GOAL >> Keep every line where the word "Vincent" appears; drop the rest.

DATA PROVIDED >>
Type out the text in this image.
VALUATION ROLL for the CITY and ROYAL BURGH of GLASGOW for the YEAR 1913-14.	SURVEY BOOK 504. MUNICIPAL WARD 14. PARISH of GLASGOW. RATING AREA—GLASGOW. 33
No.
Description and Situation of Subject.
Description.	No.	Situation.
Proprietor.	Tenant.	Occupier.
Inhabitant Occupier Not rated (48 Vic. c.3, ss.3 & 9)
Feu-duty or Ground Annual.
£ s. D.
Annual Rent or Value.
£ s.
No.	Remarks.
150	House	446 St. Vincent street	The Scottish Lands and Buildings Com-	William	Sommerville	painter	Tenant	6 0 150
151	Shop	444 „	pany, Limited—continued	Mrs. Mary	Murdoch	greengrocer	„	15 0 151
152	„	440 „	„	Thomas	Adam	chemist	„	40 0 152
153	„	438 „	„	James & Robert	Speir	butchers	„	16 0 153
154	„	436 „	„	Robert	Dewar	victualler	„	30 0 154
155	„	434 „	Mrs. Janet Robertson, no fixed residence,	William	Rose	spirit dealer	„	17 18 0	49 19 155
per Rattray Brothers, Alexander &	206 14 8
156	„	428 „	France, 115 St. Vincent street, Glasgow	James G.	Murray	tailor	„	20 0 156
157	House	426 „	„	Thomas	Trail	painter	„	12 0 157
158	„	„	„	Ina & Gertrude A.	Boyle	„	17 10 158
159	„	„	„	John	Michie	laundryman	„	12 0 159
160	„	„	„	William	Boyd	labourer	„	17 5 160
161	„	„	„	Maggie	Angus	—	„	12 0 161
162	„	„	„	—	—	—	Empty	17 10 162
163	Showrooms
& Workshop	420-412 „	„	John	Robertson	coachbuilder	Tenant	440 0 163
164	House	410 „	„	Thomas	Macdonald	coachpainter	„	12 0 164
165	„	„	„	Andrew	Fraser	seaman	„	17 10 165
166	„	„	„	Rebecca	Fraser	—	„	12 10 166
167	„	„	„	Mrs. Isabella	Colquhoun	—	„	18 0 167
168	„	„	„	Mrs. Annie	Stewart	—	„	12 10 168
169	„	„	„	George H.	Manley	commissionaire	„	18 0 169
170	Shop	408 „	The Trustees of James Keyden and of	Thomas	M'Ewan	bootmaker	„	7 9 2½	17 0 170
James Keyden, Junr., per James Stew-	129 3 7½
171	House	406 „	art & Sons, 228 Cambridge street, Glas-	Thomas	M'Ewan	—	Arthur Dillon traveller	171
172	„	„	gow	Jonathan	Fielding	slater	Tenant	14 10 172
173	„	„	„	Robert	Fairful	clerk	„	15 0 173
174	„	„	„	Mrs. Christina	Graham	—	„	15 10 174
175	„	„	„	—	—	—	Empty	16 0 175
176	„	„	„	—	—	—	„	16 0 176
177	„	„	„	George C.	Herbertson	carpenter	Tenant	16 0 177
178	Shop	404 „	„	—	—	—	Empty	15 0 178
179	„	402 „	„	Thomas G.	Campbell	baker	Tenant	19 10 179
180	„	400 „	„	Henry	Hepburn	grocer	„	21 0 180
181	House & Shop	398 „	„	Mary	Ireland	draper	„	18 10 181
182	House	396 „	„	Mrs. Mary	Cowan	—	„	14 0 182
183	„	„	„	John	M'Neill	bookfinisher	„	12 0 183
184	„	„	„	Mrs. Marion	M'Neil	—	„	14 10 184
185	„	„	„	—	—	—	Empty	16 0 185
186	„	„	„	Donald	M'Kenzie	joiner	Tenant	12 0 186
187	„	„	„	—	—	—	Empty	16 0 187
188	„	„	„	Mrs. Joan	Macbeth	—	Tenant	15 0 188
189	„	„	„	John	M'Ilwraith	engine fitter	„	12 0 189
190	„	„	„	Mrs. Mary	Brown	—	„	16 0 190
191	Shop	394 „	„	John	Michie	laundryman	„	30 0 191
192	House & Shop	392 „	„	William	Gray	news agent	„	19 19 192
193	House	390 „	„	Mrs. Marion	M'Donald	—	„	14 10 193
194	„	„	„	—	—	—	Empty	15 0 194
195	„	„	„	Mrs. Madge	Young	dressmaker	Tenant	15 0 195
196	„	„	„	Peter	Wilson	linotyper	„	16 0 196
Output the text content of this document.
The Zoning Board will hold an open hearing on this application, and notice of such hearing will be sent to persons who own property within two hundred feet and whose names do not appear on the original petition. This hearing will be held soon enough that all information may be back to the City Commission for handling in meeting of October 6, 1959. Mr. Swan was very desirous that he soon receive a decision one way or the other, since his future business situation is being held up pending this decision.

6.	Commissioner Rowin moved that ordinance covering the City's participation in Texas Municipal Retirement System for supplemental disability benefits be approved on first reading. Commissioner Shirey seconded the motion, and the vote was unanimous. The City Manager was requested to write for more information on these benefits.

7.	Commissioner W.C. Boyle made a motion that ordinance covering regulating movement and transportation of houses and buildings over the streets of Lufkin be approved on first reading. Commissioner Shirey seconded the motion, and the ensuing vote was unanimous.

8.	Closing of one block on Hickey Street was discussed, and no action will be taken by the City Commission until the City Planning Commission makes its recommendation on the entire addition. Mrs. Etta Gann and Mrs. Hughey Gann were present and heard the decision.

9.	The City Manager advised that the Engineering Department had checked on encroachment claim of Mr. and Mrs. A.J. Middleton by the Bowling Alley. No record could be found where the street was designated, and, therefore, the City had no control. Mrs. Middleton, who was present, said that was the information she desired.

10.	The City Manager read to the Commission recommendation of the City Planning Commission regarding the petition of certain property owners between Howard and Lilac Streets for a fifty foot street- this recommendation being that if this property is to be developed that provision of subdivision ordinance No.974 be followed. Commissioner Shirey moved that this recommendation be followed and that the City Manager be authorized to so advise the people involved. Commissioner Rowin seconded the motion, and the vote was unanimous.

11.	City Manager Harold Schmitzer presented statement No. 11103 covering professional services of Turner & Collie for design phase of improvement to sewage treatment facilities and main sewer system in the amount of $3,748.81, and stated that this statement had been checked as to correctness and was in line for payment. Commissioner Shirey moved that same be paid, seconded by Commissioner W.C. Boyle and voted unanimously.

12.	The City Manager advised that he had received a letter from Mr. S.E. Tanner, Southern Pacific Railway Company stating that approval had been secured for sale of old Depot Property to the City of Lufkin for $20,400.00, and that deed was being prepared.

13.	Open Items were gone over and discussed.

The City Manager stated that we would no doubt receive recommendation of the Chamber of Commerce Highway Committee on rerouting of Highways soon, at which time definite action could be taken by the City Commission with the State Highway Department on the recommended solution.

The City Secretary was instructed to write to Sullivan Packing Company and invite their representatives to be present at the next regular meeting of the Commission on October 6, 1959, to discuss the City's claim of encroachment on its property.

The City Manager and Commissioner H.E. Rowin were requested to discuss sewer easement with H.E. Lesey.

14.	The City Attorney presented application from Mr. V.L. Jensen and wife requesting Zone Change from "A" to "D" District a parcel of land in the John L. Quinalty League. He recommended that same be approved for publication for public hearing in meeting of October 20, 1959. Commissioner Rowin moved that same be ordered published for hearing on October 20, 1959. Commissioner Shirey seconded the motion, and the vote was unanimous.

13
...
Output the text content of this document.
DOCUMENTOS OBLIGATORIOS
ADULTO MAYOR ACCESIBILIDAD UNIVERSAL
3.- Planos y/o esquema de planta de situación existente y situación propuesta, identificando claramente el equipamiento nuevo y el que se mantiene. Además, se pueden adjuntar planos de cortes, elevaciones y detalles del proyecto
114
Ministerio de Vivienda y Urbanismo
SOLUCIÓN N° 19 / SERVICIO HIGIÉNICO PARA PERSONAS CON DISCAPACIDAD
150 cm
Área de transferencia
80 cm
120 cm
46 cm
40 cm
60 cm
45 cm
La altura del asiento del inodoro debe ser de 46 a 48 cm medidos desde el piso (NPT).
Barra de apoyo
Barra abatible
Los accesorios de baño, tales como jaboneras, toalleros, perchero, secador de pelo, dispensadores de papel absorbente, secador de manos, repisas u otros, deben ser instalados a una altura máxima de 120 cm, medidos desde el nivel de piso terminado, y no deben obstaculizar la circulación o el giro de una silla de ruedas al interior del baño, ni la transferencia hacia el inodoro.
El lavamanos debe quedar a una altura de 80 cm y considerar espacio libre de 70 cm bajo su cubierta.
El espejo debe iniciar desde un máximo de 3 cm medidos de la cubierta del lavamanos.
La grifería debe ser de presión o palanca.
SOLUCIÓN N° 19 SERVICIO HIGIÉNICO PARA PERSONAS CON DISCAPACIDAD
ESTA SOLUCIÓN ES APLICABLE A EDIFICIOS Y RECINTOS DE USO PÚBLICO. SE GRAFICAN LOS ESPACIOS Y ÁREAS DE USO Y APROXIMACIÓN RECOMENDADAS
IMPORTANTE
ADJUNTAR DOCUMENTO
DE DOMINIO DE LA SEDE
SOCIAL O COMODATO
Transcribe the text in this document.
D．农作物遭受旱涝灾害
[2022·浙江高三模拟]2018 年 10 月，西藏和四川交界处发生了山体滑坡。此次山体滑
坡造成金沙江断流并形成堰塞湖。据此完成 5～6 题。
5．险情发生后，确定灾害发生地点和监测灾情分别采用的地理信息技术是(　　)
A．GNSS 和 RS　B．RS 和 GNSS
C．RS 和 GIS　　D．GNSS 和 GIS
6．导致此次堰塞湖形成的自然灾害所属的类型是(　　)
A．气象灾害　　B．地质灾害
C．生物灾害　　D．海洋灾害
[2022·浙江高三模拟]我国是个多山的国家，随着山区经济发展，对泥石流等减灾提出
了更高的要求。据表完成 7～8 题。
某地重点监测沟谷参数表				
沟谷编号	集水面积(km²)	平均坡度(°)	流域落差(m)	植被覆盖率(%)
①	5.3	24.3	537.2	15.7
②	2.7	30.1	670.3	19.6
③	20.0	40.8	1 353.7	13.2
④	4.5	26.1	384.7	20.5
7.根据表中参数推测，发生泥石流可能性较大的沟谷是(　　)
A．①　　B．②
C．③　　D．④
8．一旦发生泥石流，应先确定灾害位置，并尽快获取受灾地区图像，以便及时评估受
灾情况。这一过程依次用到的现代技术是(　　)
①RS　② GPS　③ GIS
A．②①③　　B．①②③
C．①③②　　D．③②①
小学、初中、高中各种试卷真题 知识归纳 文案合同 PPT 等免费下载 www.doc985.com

SOLUTION FOR THIS TASK >>
150	House	446 St. Vincent street	The Scottish Lands and Buildings Com-	William	Sommerville	painter	Tenant	6 0 150
156	„	428 „	France, 115 St. Vincent street, Glasgow	James G.	Murray	tailor	„	20 0 156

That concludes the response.